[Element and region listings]

- - -

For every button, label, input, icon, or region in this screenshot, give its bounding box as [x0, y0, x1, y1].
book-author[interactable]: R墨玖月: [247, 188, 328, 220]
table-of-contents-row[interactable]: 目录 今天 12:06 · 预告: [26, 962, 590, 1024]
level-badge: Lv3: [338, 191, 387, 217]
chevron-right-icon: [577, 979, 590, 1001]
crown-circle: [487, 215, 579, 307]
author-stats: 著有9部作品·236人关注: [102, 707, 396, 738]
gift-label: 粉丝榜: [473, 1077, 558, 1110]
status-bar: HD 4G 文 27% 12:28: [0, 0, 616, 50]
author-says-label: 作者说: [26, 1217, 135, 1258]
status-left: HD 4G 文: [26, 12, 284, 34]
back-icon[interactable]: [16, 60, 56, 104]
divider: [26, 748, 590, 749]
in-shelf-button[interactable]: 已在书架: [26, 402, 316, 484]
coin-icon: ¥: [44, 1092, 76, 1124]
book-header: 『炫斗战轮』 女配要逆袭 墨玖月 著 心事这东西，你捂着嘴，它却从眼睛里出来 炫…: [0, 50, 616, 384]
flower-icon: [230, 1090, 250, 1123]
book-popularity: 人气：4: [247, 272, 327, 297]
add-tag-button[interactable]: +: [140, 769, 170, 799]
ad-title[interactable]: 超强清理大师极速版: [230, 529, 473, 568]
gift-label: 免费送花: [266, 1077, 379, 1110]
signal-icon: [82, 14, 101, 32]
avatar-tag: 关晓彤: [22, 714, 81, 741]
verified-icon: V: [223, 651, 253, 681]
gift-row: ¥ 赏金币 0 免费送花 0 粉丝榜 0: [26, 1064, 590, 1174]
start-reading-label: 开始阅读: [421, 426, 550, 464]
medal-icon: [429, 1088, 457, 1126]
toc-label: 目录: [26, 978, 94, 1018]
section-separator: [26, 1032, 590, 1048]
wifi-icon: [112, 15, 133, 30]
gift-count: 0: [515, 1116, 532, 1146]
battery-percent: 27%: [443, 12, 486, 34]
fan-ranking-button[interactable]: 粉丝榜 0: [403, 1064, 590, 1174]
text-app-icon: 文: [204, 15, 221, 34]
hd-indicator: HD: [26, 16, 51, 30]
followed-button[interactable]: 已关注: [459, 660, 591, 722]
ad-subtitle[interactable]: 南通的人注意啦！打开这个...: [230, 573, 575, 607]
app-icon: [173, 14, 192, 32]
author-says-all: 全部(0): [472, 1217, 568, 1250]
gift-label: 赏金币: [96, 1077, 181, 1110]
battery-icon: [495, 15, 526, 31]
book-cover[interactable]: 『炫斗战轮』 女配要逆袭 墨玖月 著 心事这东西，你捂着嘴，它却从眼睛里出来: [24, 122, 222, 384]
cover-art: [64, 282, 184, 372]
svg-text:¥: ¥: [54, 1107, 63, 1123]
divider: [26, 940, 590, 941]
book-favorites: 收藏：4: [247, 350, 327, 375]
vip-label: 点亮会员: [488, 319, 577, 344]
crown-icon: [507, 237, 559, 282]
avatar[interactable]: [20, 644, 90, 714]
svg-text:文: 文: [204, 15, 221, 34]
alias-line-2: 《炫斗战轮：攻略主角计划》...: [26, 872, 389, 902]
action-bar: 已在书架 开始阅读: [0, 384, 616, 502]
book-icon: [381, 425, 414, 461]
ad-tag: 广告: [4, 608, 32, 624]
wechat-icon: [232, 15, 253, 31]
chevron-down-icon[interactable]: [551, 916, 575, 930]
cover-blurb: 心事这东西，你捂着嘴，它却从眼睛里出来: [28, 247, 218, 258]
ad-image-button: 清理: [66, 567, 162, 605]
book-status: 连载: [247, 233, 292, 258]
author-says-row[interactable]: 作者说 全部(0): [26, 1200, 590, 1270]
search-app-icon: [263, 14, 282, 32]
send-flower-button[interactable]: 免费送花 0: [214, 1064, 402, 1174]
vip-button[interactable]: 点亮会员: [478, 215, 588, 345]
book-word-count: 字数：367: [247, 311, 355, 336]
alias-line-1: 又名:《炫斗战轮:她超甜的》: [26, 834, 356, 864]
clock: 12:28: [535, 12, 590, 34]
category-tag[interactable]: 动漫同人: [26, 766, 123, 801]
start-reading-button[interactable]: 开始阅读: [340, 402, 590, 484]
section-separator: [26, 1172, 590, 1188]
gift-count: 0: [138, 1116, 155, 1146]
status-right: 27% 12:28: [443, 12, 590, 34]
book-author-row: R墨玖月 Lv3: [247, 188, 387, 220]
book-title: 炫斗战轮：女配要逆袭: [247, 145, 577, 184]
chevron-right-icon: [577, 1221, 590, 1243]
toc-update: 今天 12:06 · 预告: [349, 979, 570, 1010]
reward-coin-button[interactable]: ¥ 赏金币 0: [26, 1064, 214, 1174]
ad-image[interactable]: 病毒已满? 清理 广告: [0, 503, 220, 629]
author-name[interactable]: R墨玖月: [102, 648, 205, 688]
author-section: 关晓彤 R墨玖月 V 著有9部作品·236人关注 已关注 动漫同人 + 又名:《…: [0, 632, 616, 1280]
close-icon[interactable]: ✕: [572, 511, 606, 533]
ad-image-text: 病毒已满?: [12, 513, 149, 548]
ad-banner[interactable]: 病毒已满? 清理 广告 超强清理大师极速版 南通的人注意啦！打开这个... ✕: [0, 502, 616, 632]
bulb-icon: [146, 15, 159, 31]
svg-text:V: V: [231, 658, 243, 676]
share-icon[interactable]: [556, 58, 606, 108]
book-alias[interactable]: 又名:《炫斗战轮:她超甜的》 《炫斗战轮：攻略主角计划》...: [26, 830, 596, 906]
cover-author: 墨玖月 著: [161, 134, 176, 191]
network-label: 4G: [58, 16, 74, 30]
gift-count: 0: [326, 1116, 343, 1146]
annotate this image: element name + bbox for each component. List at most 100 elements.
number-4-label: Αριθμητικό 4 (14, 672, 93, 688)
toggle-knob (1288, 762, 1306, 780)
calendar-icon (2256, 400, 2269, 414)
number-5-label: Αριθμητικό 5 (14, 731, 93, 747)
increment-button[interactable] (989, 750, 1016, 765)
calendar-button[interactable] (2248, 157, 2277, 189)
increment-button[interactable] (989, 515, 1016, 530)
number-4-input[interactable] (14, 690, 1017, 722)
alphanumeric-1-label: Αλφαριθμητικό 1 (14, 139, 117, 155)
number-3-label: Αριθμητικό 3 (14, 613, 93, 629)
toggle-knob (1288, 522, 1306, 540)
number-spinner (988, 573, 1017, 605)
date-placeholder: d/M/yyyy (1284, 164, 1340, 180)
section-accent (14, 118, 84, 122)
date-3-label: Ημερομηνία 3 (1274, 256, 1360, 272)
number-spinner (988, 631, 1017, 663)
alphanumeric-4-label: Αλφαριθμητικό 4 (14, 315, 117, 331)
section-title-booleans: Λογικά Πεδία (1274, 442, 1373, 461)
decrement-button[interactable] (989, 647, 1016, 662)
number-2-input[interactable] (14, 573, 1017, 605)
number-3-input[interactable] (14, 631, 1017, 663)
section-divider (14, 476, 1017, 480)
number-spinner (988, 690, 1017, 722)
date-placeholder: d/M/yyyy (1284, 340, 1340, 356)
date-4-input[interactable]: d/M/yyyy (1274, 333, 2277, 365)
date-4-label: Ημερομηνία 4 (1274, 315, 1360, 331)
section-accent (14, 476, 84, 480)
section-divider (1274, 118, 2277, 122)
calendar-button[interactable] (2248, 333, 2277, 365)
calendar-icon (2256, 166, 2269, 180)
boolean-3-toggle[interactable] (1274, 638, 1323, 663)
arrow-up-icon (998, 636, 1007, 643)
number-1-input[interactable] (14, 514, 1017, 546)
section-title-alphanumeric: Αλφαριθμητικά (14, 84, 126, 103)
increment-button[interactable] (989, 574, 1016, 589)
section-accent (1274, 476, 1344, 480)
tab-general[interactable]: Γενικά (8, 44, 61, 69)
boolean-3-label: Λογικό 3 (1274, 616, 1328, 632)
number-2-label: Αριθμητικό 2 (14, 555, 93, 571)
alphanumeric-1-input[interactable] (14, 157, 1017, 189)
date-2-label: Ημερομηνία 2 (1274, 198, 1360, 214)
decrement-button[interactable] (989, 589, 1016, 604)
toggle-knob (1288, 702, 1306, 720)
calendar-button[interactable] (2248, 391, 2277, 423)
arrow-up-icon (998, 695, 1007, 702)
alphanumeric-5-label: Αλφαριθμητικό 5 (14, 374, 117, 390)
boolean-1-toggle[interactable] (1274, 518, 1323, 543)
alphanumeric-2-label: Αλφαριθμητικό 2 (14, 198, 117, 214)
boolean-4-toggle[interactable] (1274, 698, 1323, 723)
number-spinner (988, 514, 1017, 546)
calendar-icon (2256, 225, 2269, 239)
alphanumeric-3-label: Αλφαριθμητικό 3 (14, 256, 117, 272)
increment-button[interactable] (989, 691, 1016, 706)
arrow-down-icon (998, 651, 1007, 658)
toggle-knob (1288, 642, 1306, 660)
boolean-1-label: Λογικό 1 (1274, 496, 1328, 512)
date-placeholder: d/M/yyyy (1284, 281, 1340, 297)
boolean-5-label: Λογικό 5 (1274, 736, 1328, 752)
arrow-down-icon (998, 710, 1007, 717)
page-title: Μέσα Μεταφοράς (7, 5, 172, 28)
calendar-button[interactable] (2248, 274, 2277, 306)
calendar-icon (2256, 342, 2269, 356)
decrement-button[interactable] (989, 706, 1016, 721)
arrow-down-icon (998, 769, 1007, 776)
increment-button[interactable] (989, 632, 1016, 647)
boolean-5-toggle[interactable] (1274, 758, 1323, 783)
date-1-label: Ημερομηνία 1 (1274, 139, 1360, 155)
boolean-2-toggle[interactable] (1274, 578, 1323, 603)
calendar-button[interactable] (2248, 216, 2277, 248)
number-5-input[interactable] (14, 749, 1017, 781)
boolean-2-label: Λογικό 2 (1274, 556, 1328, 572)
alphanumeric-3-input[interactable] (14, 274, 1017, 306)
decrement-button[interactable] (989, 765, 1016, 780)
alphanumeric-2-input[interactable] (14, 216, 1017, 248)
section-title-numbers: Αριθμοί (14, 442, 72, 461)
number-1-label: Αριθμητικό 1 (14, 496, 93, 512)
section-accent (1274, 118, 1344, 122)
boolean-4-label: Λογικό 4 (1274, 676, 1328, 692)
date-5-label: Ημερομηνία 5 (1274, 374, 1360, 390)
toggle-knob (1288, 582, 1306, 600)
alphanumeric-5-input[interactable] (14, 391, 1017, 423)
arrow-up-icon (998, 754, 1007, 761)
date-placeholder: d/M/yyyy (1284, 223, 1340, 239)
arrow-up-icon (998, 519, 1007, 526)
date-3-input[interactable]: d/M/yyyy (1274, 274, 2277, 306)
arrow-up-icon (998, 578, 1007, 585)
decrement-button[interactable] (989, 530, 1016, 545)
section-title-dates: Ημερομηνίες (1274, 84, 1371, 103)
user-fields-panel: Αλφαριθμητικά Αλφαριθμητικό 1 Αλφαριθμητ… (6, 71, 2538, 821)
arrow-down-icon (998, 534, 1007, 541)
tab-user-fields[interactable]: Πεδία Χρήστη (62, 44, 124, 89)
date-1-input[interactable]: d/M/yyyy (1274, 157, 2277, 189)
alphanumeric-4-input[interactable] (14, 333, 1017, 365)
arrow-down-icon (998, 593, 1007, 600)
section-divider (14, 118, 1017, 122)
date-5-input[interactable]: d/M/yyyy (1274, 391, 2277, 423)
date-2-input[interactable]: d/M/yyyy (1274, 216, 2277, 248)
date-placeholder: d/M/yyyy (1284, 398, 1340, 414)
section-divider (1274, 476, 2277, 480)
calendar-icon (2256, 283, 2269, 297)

- - -

* Problem statement *
Replace "screenshot" with "screen capture" in the listing, from its first line through the line with "gift-label: 粉丝榜: [473, 1077, 558, 1110]", and give those lines again with everything else unchanged.

* Result of the task *
For every button, label, input, icon, or region in this screen capture, give its bounding box as [x0, y0, x1, y1].
book-author[interactable]: R墨玖月: [247, 188, 328, 220]
table-of-contents-row[interactable]: 目录 今天 12:06 · 预告: [26, 962, 590, 1024]
level-badge: Lv3: [338, 191, 387, 217]
chevron-right-icon: [577, 979, 590, 1001]
crown-circle: [487, 215, 579, 307]
author-stats: 著有9部作品·236人关注: [102, 707, 396, 738]
gift-label: 粉丝榜: [473, 1077, 558, 1110]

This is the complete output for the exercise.